-- BEGIN Dataset --
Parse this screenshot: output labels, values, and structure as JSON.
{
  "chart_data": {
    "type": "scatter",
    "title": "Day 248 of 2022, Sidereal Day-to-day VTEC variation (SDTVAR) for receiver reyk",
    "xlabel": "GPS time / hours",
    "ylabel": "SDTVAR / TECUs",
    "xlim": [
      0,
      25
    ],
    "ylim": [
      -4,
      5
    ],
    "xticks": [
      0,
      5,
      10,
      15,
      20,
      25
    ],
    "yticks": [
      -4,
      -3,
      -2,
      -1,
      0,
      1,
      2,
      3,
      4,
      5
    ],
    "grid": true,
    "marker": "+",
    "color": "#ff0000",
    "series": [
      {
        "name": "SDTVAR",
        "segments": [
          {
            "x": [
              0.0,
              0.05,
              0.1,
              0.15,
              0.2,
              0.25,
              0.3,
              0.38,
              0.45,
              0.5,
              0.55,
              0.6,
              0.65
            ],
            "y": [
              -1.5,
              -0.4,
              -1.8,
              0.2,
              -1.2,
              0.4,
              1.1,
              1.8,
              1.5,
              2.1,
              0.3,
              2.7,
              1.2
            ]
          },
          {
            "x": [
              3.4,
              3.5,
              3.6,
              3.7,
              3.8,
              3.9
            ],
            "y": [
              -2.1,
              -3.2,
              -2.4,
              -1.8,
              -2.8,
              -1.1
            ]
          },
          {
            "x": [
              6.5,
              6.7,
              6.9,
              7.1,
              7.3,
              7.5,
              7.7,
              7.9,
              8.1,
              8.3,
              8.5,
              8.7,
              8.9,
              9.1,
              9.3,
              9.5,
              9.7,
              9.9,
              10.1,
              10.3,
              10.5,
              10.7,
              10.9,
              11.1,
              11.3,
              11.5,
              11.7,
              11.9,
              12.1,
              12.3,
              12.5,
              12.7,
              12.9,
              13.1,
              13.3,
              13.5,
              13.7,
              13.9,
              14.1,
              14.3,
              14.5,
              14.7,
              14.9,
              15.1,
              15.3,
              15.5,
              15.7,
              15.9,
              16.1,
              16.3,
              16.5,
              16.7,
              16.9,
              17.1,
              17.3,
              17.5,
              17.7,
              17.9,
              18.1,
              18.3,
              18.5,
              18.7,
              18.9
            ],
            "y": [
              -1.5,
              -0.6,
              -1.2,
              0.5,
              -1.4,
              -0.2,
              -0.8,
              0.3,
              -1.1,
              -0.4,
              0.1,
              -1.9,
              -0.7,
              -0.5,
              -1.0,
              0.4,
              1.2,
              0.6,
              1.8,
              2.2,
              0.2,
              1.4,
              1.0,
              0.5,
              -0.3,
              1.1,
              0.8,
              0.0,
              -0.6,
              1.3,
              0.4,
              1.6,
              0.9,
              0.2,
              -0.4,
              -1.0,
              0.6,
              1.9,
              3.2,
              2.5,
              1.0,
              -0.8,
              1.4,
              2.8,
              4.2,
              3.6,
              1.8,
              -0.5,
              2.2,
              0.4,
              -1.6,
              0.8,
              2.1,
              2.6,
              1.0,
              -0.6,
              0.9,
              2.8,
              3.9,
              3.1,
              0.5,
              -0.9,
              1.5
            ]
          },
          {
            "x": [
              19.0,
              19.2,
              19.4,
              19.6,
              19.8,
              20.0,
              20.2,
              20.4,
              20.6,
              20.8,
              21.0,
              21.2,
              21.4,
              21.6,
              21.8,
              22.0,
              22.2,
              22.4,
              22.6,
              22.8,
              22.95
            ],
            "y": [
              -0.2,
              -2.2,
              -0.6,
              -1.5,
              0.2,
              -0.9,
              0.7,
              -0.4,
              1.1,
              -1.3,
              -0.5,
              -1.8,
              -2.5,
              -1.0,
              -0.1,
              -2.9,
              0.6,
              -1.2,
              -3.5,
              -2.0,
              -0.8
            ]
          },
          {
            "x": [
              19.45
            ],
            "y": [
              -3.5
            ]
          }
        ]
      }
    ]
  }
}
-- END Dataset --
__Given instruction__
Take the listing above and write it out again exactly.

__Written reply__
Parse this screenshot: output labels, values, and structure as JSON.
{
  "chart_data": {
    "type": "scatter",
    "title": "Day 248 of 2022, Sidereal Day-to-day VTEC variation (SDTVAR) for receiver reyk",
    "xlabel": "GPS time / hours",
    "ylabel": "SDTVAR / TECUs",
    "xlim": [
      0,
      25
    ],
    "ylim": [
      -4,
      5
    ],
    "xticks": [
      0,
      5,
      10,
      15,
      20,
      25
    ],
    "yticks": [
      -4,
      -3,
      -2,
      -1,
      0,
      1,
      2,
      3,
      4,
      5
    ],
    "grid": true,
    "marker": "+",
    "color": "#ff0000",
    "series": [
      {
        "name": "SDTVAR",
        "segments": [
          {
            "x": [
              0.0,
              0.05,
              0.1,
              0.15,
              0.2,
              0.25,
              0.3,
              0.38,
              0.45,
              0.5,
              0.55,
              0.6,
              0.65
            ],
            "y": [
              -1.5,
              -0.4,
              -1.8,
              0.2,
              -1.2,
              0.4,
              1.1,
              1.8,
              1.5,
              2.1,
              0.3,
              2.7,
              1.2
            ]
          },
          {
            "x": [
              3.4,
              3.5,
              3.6,
              3.7,
              3.8,
              3.9
            ],
            "y": [
              -2.1,
              -3.2,
              -2.4,
              -1.8,
              -2.8,
              -1.1
            ]
          },
          {
            "x": [
              6.5,
              6.7,
              6.9,
              7.1,
              7.3,
              7.5,
              7.7,
              7.9,
              8.1,
              8.3,
              8.5,
              8.7,
              8.9,
              9.1,
              9.3,
              9.5,
              9.7,
              9.9,
              10.1,
              10.3,
              10.5,
              10.7,
              10.9,
              11.1,
              11.3,
              11.5,
              11.7,
              11.9,
              12.1,
              12.3,
              12.5,
              12.7,
              12.9,
              13.1,
              13.3,
              13.5,
              13.7,
              13.9,
              14.1,
              14.3,
              14.5,
              14.7,
              14.9,
              15.1,
              15.3,
              15.5,
              15.7,
              15.9,
              16.1,
              16.3,
              16.5,
              16.7,
              16.9,
              17.1,
              17.3,
              17.5,
              17.7,
              17.9,
              18.1,
              18.3,
              18.5,
              18.7,
              18.9
            ],
            "y": [
              -1.5,
              -0.6,
              -1.2,
              0.5,
              -1.4,
              -0.2,
              -0.8,
              0.3,
              -1.1,
              -0.4,
              0.1,
              -1.9,
              -0.7,
              -0.5,
              -1.0,
              0.4,
              1.2,
              0.6,
              1.8,
              2.2,
              0.2,
              1.4,
              1.0,
              0.5,
              -0.3,
              1.1,
              0.8,
              0.0,
              -0.6,
              1.3,
              0.4,
              1.6,
              0.9,
              0.2,
              -0.4,
              -1.0,
              0.6,
              1.9,
              3.2,
              2.5,
              1.0,
              -0.8,
              1.4,
              2.8,
              4.2,
              3.6,
              1.8,
              -0.5,
              2.2,
              0.4,
              -1.6,
              0.8,
              2.1,
              2.6,
              1.0,
              -0.6,
              0.9,
              2.8,
              3.9,
              3.1,
              0.5,
              -0.9,
              1.5
            ]
          },
          {
            "x": [
              19.0,
              19.2,
              19.4,
              19.6,
              19.8,
              20.0,
              20.2,
              20.4,
              20.6,
              20.8,
              21.0,
              21.2,
              21.4,
              21.6,
              21.8,
              22.0,
              22.2,
              22.4,
              22.6,
              22.8,
              22.95
            ],
            "y": [
              -0.2,
              -2.2,
              -0.6,
              -1.5,
              0.2,
              -0.9,
              0.7,
              -0.4,
              1.1,
              -1.3,
              -0.5,
              -1.8,
              -2.5,
              -1.0,
              -0.1,
              -2.9,
              0.6,
              -1.2,
              -3.5,
              -2.0,
              -0.8
            ]
          },
          {
            "x": [
              19.45
            ],
            "y": [
              -3.5
            ]
          }
        ]
      }
    ]
  }
}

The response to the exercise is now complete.